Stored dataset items
....
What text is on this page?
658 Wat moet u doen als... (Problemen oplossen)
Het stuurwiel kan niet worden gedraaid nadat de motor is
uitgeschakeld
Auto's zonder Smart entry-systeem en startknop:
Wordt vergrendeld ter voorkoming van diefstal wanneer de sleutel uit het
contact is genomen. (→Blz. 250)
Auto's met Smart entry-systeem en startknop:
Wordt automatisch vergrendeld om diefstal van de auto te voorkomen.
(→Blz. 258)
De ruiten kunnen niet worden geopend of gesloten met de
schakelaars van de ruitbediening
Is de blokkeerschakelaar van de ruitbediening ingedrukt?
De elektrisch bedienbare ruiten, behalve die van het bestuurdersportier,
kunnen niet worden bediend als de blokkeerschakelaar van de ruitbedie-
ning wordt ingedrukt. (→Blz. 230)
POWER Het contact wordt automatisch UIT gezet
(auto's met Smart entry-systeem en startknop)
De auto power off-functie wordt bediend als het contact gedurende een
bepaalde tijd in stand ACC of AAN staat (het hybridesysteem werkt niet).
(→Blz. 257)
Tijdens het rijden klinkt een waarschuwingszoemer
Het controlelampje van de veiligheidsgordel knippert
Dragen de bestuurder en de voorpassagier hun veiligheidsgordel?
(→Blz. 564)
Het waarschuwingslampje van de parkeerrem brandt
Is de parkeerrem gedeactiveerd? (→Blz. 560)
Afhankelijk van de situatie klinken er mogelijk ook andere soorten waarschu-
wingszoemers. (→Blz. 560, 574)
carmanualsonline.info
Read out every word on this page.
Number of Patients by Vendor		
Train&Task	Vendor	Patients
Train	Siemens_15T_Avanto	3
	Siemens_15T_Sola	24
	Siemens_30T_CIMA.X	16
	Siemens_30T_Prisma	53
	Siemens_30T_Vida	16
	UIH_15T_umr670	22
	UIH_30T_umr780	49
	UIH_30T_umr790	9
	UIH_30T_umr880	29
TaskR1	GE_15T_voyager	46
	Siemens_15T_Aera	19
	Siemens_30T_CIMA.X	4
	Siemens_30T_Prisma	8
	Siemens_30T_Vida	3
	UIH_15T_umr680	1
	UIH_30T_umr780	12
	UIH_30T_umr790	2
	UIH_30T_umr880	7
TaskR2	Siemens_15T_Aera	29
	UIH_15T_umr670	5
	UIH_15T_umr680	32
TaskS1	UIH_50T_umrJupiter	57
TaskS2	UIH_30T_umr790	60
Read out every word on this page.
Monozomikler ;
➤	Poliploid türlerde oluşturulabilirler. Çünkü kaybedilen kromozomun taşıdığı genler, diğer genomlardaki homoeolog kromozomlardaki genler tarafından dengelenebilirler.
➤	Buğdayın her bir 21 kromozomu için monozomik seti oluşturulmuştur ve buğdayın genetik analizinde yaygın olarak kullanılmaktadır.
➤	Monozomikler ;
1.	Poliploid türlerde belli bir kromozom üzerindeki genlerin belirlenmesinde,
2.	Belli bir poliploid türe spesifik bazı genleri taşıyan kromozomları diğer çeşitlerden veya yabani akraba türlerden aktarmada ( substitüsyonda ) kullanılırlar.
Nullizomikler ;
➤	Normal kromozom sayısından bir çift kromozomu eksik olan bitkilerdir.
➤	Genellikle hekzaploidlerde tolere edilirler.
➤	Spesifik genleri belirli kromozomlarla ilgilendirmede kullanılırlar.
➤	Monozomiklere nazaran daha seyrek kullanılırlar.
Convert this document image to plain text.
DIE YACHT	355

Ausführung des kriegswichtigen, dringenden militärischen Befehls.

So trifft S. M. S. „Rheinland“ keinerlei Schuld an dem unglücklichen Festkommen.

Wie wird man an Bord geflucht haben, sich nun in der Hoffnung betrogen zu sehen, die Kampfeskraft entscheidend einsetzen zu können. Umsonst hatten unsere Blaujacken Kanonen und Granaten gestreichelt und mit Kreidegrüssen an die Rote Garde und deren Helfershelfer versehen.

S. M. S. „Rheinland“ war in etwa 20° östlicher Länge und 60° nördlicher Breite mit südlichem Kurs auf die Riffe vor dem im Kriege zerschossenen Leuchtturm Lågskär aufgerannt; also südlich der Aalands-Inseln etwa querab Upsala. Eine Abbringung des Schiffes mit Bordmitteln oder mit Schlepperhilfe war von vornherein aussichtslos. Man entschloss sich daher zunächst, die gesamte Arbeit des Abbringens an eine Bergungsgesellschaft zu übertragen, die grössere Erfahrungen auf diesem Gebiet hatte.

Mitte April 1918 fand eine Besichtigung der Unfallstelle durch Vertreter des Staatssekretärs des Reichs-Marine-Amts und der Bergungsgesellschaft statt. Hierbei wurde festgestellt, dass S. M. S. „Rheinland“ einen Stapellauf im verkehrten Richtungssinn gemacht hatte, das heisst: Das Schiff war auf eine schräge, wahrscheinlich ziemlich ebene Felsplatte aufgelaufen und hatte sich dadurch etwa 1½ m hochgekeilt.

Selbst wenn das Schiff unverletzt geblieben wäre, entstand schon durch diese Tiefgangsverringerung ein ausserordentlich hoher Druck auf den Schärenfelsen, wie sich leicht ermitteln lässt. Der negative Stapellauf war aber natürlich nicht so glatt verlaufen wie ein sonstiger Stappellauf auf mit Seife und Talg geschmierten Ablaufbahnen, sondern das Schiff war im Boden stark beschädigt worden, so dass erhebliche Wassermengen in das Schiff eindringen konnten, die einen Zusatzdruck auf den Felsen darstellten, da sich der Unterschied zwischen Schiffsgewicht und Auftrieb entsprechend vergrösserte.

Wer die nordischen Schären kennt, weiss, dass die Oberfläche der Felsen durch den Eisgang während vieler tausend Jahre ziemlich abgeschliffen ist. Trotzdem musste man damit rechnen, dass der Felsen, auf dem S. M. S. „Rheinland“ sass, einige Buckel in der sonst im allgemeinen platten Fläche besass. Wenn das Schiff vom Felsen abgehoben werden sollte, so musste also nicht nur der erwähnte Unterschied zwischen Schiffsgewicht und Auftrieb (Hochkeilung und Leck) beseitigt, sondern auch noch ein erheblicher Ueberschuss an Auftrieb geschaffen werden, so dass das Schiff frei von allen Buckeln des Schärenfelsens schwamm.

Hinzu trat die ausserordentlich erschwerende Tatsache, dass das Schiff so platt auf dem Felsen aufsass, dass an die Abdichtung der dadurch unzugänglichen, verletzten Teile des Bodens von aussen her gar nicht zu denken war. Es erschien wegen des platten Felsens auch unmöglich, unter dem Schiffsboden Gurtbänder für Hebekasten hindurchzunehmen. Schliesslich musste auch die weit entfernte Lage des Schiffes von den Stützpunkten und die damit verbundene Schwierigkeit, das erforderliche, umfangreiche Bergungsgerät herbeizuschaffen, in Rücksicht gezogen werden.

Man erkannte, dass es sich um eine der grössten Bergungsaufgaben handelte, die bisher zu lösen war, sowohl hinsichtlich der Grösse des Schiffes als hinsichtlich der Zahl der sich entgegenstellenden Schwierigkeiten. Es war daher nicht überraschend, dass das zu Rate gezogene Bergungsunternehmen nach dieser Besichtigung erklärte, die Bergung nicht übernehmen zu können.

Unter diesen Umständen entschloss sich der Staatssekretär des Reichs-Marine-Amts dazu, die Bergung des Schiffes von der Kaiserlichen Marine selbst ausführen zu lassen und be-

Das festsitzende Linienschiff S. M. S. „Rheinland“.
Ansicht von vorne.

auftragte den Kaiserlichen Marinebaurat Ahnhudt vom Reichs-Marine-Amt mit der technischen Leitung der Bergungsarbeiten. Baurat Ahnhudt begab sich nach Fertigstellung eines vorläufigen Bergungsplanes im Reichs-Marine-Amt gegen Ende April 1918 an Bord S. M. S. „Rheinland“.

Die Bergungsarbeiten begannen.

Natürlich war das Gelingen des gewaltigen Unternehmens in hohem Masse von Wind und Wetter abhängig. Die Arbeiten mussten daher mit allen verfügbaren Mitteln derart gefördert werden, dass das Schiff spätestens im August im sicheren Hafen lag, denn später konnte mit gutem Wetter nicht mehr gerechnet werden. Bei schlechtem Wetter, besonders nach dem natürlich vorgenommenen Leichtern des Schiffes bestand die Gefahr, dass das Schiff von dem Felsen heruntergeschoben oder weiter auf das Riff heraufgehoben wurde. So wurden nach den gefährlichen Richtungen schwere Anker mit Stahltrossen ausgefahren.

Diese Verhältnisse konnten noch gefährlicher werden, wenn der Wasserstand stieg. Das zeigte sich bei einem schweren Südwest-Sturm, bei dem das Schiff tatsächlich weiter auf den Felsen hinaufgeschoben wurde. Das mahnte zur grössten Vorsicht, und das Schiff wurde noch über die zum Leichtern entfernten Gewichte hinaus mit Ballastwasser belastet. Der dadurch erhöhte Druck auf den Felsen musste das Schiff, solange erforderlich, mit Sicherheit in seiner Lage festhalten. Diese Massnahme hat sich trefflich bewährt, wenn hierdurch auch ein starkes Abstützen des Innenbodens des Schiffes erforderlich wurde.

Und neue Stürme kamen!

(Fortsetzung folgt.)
....
| AIM OF THE EXERCISE |
Every line in the records above that contains the word "April" should be copied out.

| RESPONSE BELOW |
Mitte April 1918 fand eine Besichtigung der Unfallstelle durch Vertreter des Staatssekretärs des Reichs-Marine-Amts und der Bergungsgesellschaft statt. Hierbei wurde festgestellt, dass S. M. S. „Rheinland“ einen Stapellauf im verkehrten Richtungssinn gemacht hatte, das heisst: Das Schiff war auf eine schräge, wahrscheinlich ziemlich ebene Felsplatte aufgelaufen und hatte sich dadurch etwa 1½ m hochgekeilt.
auftragte den Kaiserlichen Marinebaurat Ahnhudt vom Reichs-Marine-Amt mit der technischen Leitung der Bergungsarbeiten. Baurat Ahnhudt begab sich nach Fertigstellung eines vorläufigen Bergungsplanes im Reichs-Marine-Amt gegen Ende April 1918 an Bord S. M. S. „Rheinland“.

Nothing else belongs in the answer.